▶ [Exercise requirements]:
Go through the records line by line and work out how many lines hold the word "this". Answer with the number only.

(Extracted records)
+===+
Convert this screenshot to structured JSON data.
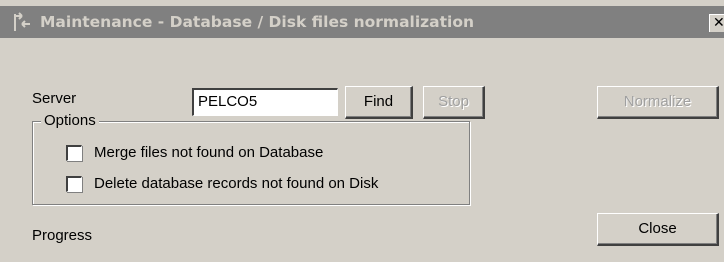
{
  "window": {
    "title": "Maintenance - Database / Disk files normalization",
    "close_glyph": "✕",
    "title_icon": "maintenance-icon"
  },
  "server": {
    "label": "Server",
    "value": "PELCO5"
  },
  "buttons": {
    "find": "Find",
    "stop": "Stop",
    "normalize": "Normalize",
    "close": "Close"
  },
  "options": {
    "legend": "Options",
    "items": [
      {
        "label": "Merge files not found on Database",
        "checked": false
      },
      {
        "label": "Delete database records not found on Disk",
        "checked": false
      }
    ]
  },
  "progress": {
    "label": "Progress"
  },
  "colors": {
    "face": "#d4d0c8",
    "title_bar_inactive": "#808080",
    "disabled_text": "#a0a0a0"
  }
}
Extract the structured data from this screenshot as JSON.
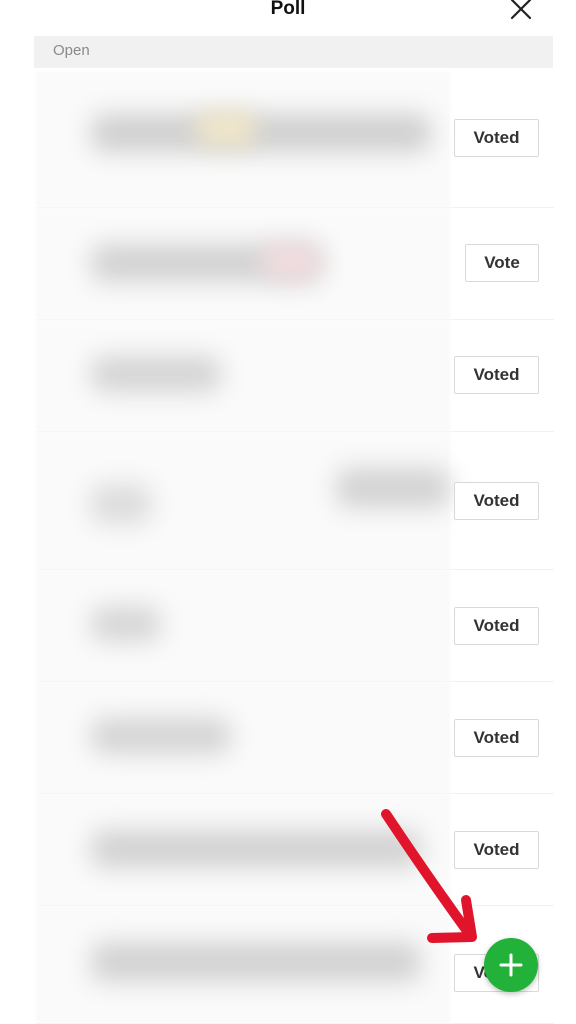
{
  "header": {
    "title": "Poll",
    "close_icon": "close-icon"
  },
  "section": {
    "label": "Open"
  },
  "polls": [
    {
      "button_label": "Voted",
      "state": "voted"
    },
    {
      "button_label": "Vote",
      "state": "vote"
    },
    {
      "button_label": "Voted",
      "state": "voted"
    },
    {
      "button_label": "Voted",
      "state": "voted"
    },
    {
      "button_label": "Voted",
      "state": "voted"
    },
    {
      "button_label": "Voted",
      "state": "voted"
    },
    {
      "button_label": "Voted",
      "state": "voted"
    },
    {
      "button_label": "Voted",
      "state": "voted"
    }
  ],
  "fab": {
    "icon": "plus-icon",
    "color": "#22b23a"
  },
  "annotation": {
    "icon": "red-arrow-icon",
    "color": "#e0142a"
  }
}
+===+
▶ [Solution to the problem]:
2